## [Task details]
Lines that contain "this" are to be counted; give only their number.

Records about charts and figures
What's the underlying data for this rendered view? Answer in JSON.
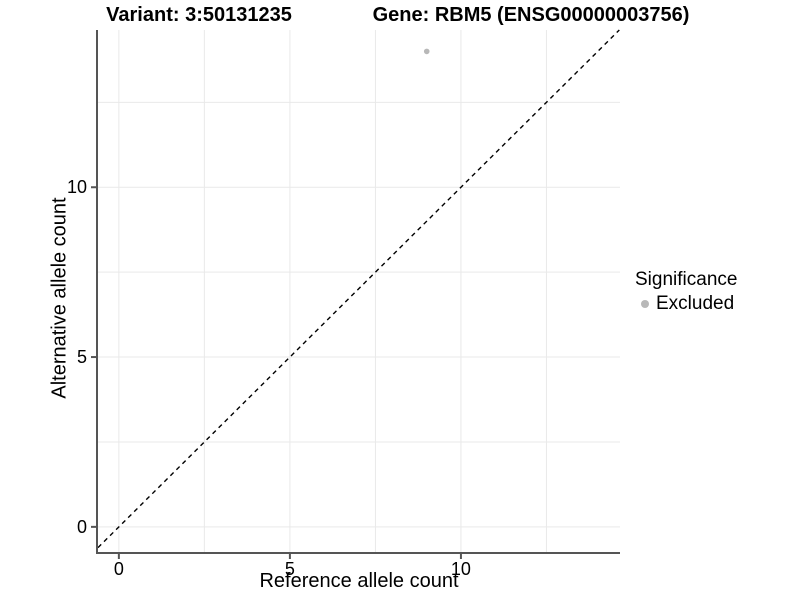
{
  "titles": {
    "variant": "Variant: 3:50131235",
    "gene": "Gene: RBM5 (ENSG00000003756)"
  },
  "colors": {
    "point_excluded": "#b8b8b8",
    "grid": "#e9e9e9",
    "axis": "#555555",
    "reference_line": "#000000",
    "text": "#000000"
  },
  "chart_data": {
    "type": "scatter",
    "titles": [
      "Variant: 3:50131235",
      "Gene: RBM5 (ENSG00000003756)"
    ],
    "xlabel": "Reference allele count",
    "ylabel": "Alternative allele count",
    "xlim": [
      -0.61,
      14.65
    ],
    "ylim": [
      -0.74,
      14.63
    ],
    "x_ticks": [
      0,
      5,
      10
    ],
    "y_ticks": [
      0,
      5,
      10
    ],
    "grid": true,
    "grid_interval": 2.5,
    "series": [
      {
        "name": "Excluded",
        "color": "#b8b8b8",
        "points": [
          {
            "x": 9,
            "y": 14
          }
        ]
      }
    ],
    "reference_line": {
      "type": "identity",
      "style": "dashed",
      "color": "#000000"
    },
    "legend": {
      "title": "Significance",
      "position": "right",
      "items": [
        {
          "label": "Excluded",
          "color": "#b8b8b8"
        }
      ]
    }
  }
}
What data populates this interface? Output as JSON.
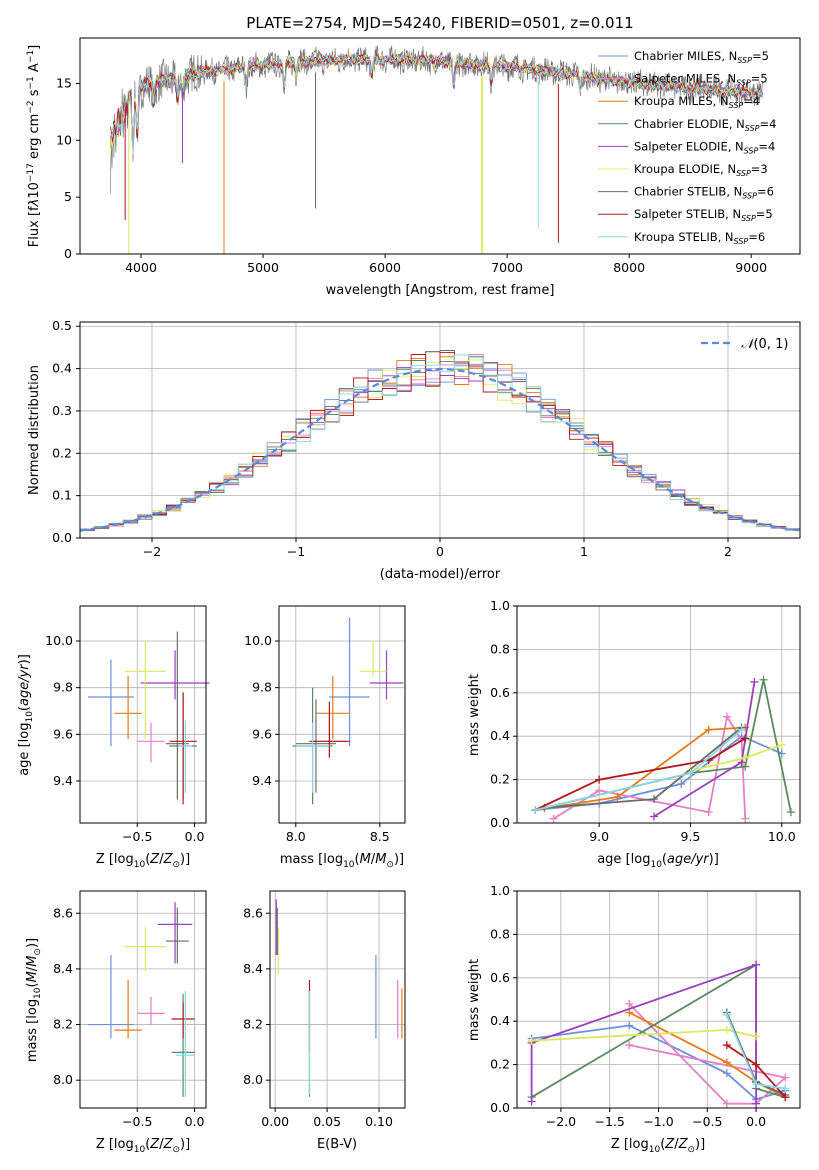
{
  "colors": [
    "#6e90dc",
    "#e67fc4",
    "#e57a1a",
    "#5a8a62",
    "#9b3fc0",
    "#dfe85c",
    "#6b6b6b",
    "#b01818",
    "#88d8e8"
  ],
  "chart_data": [
    {
      "type": "line",
      "title": "PLATE=2754, MJD=54240, FIBERID=0501, z=0.011",
      "xlabel": "wavelength [Angstrom, rest frame]",
      "ylabel": "Flux [f_λ 10^-17 erg cm^-2 s^-1 A^-1]",
      "xlim": [
        3500,
        9400
      ],
      "ylim": [
        0,
        19
      ],
      "xticks": [
        4000,
        5000,
        6000,
        7000,
        8000,
        9000
      ],
      "yticks": [
        0,
        5,
        10,
        15
      ],
      "legend_position": "top-right",
      "series": [
        {
          "name": "Chabrier MILES, N_SSP=5"
        },
        {
          "name": "Salpeter MILES, N_SSP=5"
        },
        {
          "name": "Kroupa MILES, N_SSP=4"
        },
        {
          "name": "Chabrier ELODIE, N_SSP=4"
        },
        {
          "name": "Salpeter ELODIE, N_SSP=4"
        },
        {
          "name": "Kroupa ELODIE, N_SSP=3"
        },
        {
          "name": "Chabrier STELIB, N_SSP=6"
        },
        {
          "name": "Salpeter STELIB, N_SSP=5"
        },
        {
          "name": "Kroupa STELIB, N_SSP=6"
        }
      ],
      "continuum": {
        "x": [
          3750,
          3850,
          3950,
          4100,
          4300,
          4500,
          4700,
          4900,
          5100,
          5300,
          5500,
          5700,
          5900,
          6100,
          6300,
          6500,
          6700,
          6900,
          7100,
          7300,
          7500,
          7700,
          7900,
          8100,
          8300,
          8500,
          8700,
          8900,
          9100
        ],
        "y": [
          11,
          13.5,
          14.5,
          15,
          15.5,
          16,
          16.2,
          16.5,
          16.7,
          16.9,
          17,
          17.1,
          17.1,
          17.1,
          17,
          16.9,
          16.7,
          16.6,
          16.4,
          16.1,
          15.9,
          15.5,
          15.2,
          15,
          14.8,
          14.6,
          14.4,
          14.3,
          14
        ]
      }
    },
    {
      "type": "bar",
      "xlabel": "(data-model)/error",
      "ylabel": "Normed distribution",
      "xlim": [
        -2.5,
        2.5
      ],
      "ylim": [
        0,
        0.51
      ],
      "xticks": [
        -2,
        -1,
        0,
        1,
        2
      ],
      "yticks": [
        0.0,
        0.1,
        0.2,
        0.3,
        0.4,
        0.5
      ],
      "legend": "N(0,1)",
      "legend_position": "top-right",
      "bin_width": 0.1
    },
    {
      "type": "scatter",
      "xlabel": "Z [log10(Z/Z⊙)]",
      "ylabel": "age  [log10(age/yr)]",
      "xlim": [
        -1.0,
        0.1
      ],
      "ylim": [
        9.22,
        10.15
      ],
      "xticks": [
        -0.5,
        0.0
      ],
      "yticks": [
        9.4,
        9.6,
        9.8,
        10.0
      ],
      "points": [
        {
          "x": -0.73,
          "y": 9.76,
          "xerr": 0.2,
          "ylo": 9.55,
          "yhi": 9.92
        },
        {
          "x": -0.38,
          "y": 9.57,
          "xerr": 0.12,
          "ylo": 9.48,
          "yhi": 9.65
        },
        {
          "x": -0.58,
          "y": 9.69,
          "xerr": 0.12,
          "ylo": 9.58,
          "yhi": 9.85
        },
        {
          "x": -0.1,
          "y": 9.55,
          "xerr": 0.12,
          "ylo": 9.32,
          "yhi": 9.78
        },
        {
          "x": -0.17,
          "y": 9.82,
          "xerr": 0.3,
          "ylo": 9.75,
          "yhi": 9.96
        },
        {
          "x": -0.43,
          "y": 9.87,
          "xerr": 0.18,
          "ylo": 9.58,
          "yhi": 10.0
        },
        {
          "x": -0.15,
          "y": 9.56,
          "xerr": 0.1,
          "ylo": 9.32,
          "yhi": 10.04
        },
        {
          "x": -0.1,
          "y": 9.57,
          "xerr": 0.12,
          "ylo": 9.3,
          "yhi": 9.78
        },
        {
          "x": -0.08,
          "y": 9.55,
          "xerr": 0.06,
          "ylo": 9.35,
          "yhi": 9.66
        }
      ]
    },
    {
      "type": "scatter",
      "xlabel": "mass [log10(M/M⊙)]",
      "xlim": [
        7.9,
        8.65
      ],
      "ylim": [
        9.22,
        10.15
      ],
      "xticks": [
        8.0,
        8.5
      ],
      "yticks": [
        9.4,
        9.6,
        9.8,
        10.0
      ],
      "points": [
        {
          "x": 8.32,
          "y": 9.76,
          "xerr": 0.12,
          "ylo": 9.55,
          "yhi": 10.1
        },
        {
          "x": 8.2,
          "y": 9.57,
          "xerr": 0.1,
          "ylo": 9.5,
          "yhi": 9.68
        },
        {
          "x": 8.22,
          "y": 9.69,
          "xerr": 0.1,
          "ylo": 9.58,
          "yhi": 9.85
        },
        {
          "x": 8.1,
          "y": 9.55,
          "xerr": 0.12,
          "ylo": 9.3,
          "yhi": 9.8
        },
        {
          "x": 8.54,
          "y": 9.82,
          "xerr": 0.1,
          "ylo": 9.75,
          "yhi": 9.96
        },
        {
          "x": 8.46,
          "y": 9.87,
          "xerr": 0.08,
          "ylo": 9.85,
          "yhi": 10.0
        },
        {
          "x": 8.12,
          "y": 9.56,
          "xerr": 0.12,
          "ylo": 9.35,
          "yhi": 9.75
        },
        {
          "x": 8.2,
          "y": 9.57,
          "xerr": 0.12,
          "ylo": 9.5,
          "yhi": 9.74
        },
        {
          "x": 8.1,
          "y": 9.55,
          "xerr": 0.1,
          "ylo": 9.35,
          "yhi": 9.65
        }
      ]
    },
    {
      "type": "line",
      "xlabel": "age  [log10(age/yr)]",
      "ylabel": "mass weight",
      "xlim": [
        8.55,
        10.1
      ],
      "ylim": [
        0,
        1.0
      ],
      "xticks": [
        9.0,
        9.5,
        10.0
      ],
      "yticks": [
        0.0,
        0.2,
        0.4,
        0.6,
        0.8,
        1.0
      ],
      "series": [
        {
          "x": [
            8.65,
            9.0,
            9.45,
            9.78,
            10.0
          ],
          "y": [
            0.06,
            0.09,
            0.18,
            0.4,
            0.32
          ]
        },
        {
          "x": [
            8.75,
            9.0,
            9.6,
            9.7,
            9.78,
            9.8
          ],
          "y": [
            0.02,
            0.15,
            0.05,
            0.49,
            0.38,
            0.02
          ]
        },
        {
          "x": [
            8.65,
            9.1,
            9.6,
            9.8
          ],
          "y": [
            0.06,
            0.12,
            0.43,
            0.44
          ]
        },
        {
          "x": [
            8.65,
            9.5,
            9.8,
            9.9,
            10.05
          ],
          "y": [
            0.06,
            0.23,
            0.26,
            0.66,
            0.05
          ]
        },
        {
          "x": [
            9.3,
            9.78,
            9.85
          ],
          "y": [
            0.03,
            0.28,
            0.65
          ]
        },
        {
          "x": [
            9.5,
            9.8,
            10.0
          ],
          "y": [
            0.24,
            0.3,
            0.36
          ]
        },
        {
          "x": [
            8.7,
            9.3,
            9.78
          ],
          "y": [
            0.07,
            0.11,
            0.44
          ]
        },
        {
          "x": [
            8.65,
            9.0,
            9.6,
            9.8
          ],
          "y": [
            0.06,
            0.2,
            0.29,
            0.39
          ]
        },
        {
          "x": [
            8.65,
            9.5,
            9.78
          ],
          "y": [
            0.06,
            0.23,
            0.43
          ]
        }
      ]
    },
    {
      "type": "scatter",
      "xlabel": "Z [log10(Z/Z⊙)]",
      "ylabel": "mass [log10(M/M⊙)]",
      "xlim": [
        -1.0,
        0.1
      ],
      "ylim": [
        7.9,
        8.68
      ],
      "xticks": [
        -0.5,
        0.0
      ],
      "yticks": [
        8.0,
        8.2,
        8.4,
        8.6
      ],
      "points": [
        {
          "x": -0.73,
          "y": 8.2,
          "xerr": 0.2,
          "ylo": 8.15,
          "yhi": 8.45
        },
        {
          "x": -0.38,
          "y": 8.24,
          "xerr": 0.12,
          "ylo": 8.2,
          "yhi": 8.3
        },
        {
          "x": -0.58,
          "y": 8.18,
          "xerr": 0.12,
          "ylo": 8.15,
          "yhi": 8.36
        },
        {
          "x": -0.1,
          "y": 8.1,
          "xerr": 0.1,
          "ylo": 7.94,
          "yhi": 8.31
        },
        {
          "x": -0.17,
          "y": 8.56,
          "xerr": 0.15,
          "ylo": 8.42,
          "yhi": 8.64
        },
        {
          "x": -0.43,
          "y": 8.48,
          "xerr": 0.18,
          "ylo": 8.39,
          "yhi": 8.55
        },
        {
          "x": -0.15,
          "y": 8.5,
          "xerr": 0.1,
          "ylo": 8.42,
          "yhi": 8.62
        },
        {
          "x": -0.1,
          "y": 8.22,
          "xerr": 0.1,
          "ylo": 8.15,
          "yhi": 8.28
        },
        {
          "x": -0.08,
          "y": 8.09,
          "xerr": 0.08,
          "ylo": 7.94,
          "yhi": 8.32
        }
      ]
    },
    {
      "type": "scatter",
      "xlabel": "E(B-V)",
      "xlim": [
        -0.005,
        0.125
      ],
      "ylim": [
        7.9,
        8.68
      ],
      "xticks": [
        0.0,
        0.05,
        0.1
      ],
      "yticks": [
        8.0,
        8.2,
        8.4,
        8.6
      ],
      "points": [
        {
          "x": 0.097,
          "y": 8.3,
          "ylo": 8.15,
          "yhi": 8.45
        },
        {
          "x": 0.118,
          "y": 8.24,
          "ylo": 8.15,
          "yhi": 8.36
        },
        {
          "x": 0.122,
          "y": 8.24,
          "ylo": 8.15,
          "yhi": 8.33
        },
        {
          "x": 0.033,
          "y": 8.1,
          "ylo": 7.94,
          "yhi": 8.32
        },
        {
          "x": 0.001,
          "y": 8.56,
          "ylo": 8.45,
          "yhi": 8.65
        },
        {
          "x": 0.003,
          "y": 8.48,
          "ylo": 8.38,
          "yhi": 8.55
        },
        {
          "x": 0.002,
          "y": 8.52,
          "ylo": 8.45,
          "yhi": 8.62
        },
        {
          "x": 0.033,
          "y": 8.22,
          "ylo": 8.1,
          "yhi": 8.36
        },
        {
          "x": 0.033,
          "y": 8.15,
          "ylo": 7.95,
          "yhi": 8.32
        }
      ]
    },
    {
      "type": "line",
      "xlabel": "Z [log10(Z/Z⊙)]",
      "ylabel": "mass weight",
      "xlim": [
        -2.45,
        0.45
      ],
      "ylim": [
        0,
        1.0
      ],
      "xticks": [
        -2.0,
        -1.5,
        -1.0,
        -0.5,
        0.0
      ],
      "yticks": [
        0.0,
        0.2,
        0.4,
        0.6,
        0.8,
        1.0
      ],
      "series": [
        {
          "x": [
            -2.3,
            -1.3,
            -0.3,
            0.0,
            0.3
          ],
          "y": [
            0.32,
            0.38,
            0.16,
            0.04,
            0.08
          ]
        },
        {
          "x": [
            -1.3,
            -0.3,
            0.0,
            0.3,
            -1.3
          ],
          "y": [
            0.48,
            0.02,
            0.02,
            0.14,
            0.29
          ]
        },
        {
          "x": [
            -1.3,
            -0.3,
            0.0,
            0.3
          ],
          "y": [
            0.44,
            0.21,
            0.12,
            0.05
          ]
        },
        {
          "x": [
            -2.3,
            0.0,
            0.0,
            0.3
          ],
          "y": [
            0.05,
            0.66,
            0.09,
            0.05
          ]
        },
        {
          "x": [
            -2.3,
            -2.3,
            0.0,
            0.0
          ],
          "y": [
            0.03,
            0.3,
            0.66,
            0.02
          ]
        },
        {
          "x": [
            -2.3,
            -0.3,
            0.0
          ],
          "y": [
            0.31,
            0.36,
            0.33
          ]
        },
        {
          "x": [
            -0.3,
            0.0,
            0.3
          ],
          "y": [
            0.44,
            0.12,
            0.06
          ]
        },
        {
          "x": [
            -0.3,
            0.0,
            0.3
          ],
          "y": [
            0.29,
            0.2,
            0.05
          ]
        },
        {
          "x": [
            -0.3,
            0.0,
            0.3
          ],
          "y": [
            0.43,
            0.11,
            0.09
          ]
        }
      ]
    }
  ]
}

## [Output]
2